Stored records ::
....................
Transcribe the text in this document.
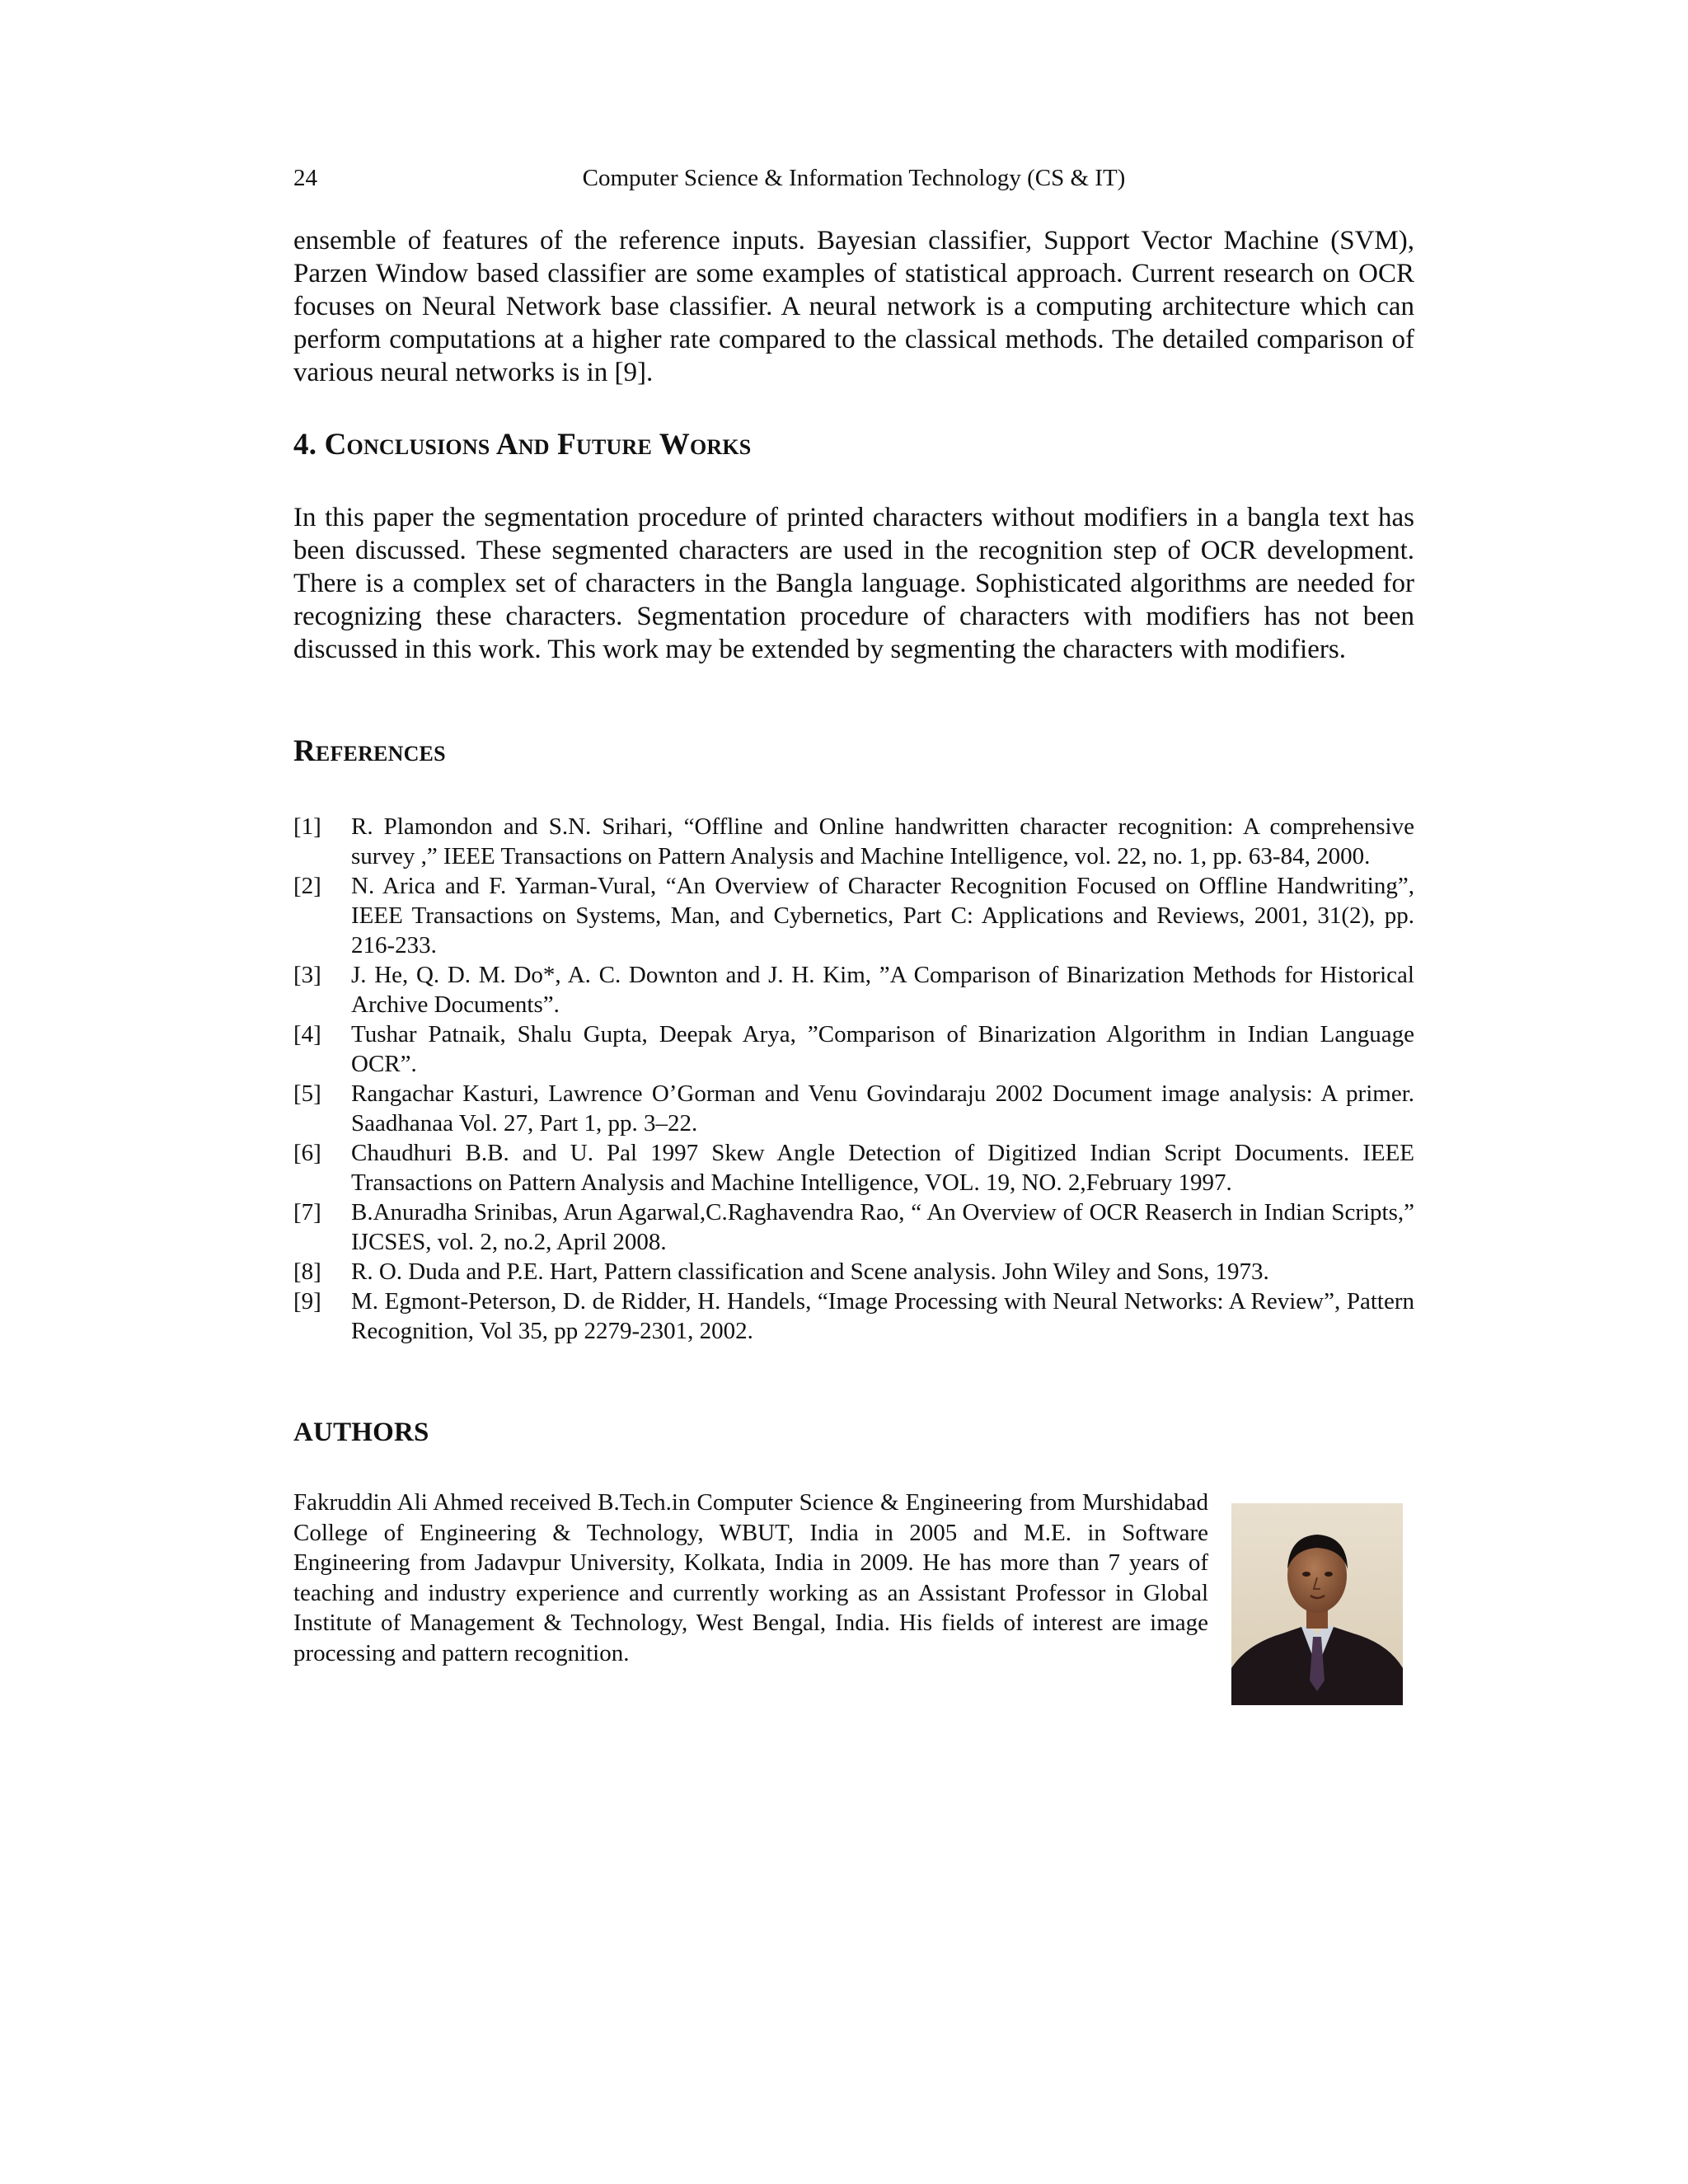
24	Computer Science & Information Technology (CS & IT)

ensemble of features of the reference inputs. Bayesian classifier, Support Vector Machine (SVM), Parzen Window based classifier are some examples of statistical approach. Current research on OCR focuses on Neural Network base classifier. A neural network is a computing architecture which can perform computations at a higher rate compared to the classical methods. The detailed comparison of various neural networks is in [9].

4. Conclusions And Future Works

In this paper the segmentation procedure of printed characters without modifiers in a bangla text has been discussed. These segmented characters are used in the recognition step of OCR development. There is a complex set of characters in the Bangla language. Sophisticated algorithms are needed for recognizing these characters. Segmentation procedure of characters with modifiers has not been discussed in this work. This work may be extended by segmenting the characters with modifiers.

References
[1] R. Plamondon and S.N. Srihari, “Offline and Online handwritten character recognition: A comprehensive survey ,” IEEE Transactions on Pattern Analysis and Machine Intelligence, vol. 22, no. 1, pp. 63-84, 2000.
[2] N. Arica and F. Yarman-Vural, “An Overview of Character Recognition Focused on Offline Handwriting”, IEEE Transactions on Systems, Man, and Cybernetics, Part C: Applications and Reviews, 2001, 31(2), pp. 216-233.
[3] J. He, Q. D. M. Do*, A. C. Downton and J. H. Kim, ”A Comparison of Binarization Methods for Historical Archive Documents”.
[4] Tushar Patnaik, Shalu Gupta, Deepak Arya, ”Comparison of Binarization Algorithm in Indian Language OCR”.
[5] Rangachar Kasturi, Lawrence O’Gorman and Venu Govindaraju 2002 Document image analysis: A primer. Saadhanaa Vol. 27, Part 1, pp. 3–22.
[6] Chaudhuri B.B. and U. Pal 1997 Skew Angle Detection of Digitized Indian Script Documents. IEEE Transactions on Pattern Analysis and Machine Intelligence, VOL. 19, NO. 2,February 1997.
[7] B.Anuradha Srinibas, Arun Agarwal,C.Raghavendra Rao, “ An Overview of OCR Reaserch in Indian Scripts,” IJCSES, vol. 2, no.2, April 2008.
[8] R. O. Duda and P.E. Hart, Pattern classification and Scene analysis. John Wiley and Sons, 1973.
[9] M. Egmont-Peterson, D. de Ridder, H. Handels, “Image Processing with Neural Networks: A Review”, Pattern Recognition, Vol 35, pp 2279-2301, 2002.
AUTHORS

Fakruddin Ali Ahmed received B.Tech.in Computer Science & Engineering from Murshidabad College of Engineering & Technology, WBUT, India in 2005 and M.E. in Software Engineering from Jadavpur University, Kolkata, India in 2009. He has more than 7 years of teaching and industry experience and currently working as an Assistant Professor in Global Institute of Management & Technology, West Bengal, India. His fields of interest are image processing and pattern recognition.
....................
Description of the task :: Pull out every line of the entries that includes the word "Transactions".

Response to this task ::
[1] R. Plamondon and S.N. Srihari, “Offline and Online handwritten character recognition: A comprehensive survey ,” IEEE Transactions on Pattern Analysis and Machine Intelligence, vol. 22, no. 1, pp. 63-84, 2000.
[2] N. Arica and F. Yarman-Vural, “An Overview of Character Recognition Focused on Offline Handwriting”, IEEE Transactions on Systems, Man, and Cybernetics, Part C: Applications and Reviews, 2001, 31(2), pp. 216-233.
[6] Chaudhuri B.B. and U. Pal 1997 Skew Angle Detection of Digitized Indian Script Documents. IEEE Transactions on Pattern Analysis and Machine Intelligence, VOL. 19, NO. 2,February 1997.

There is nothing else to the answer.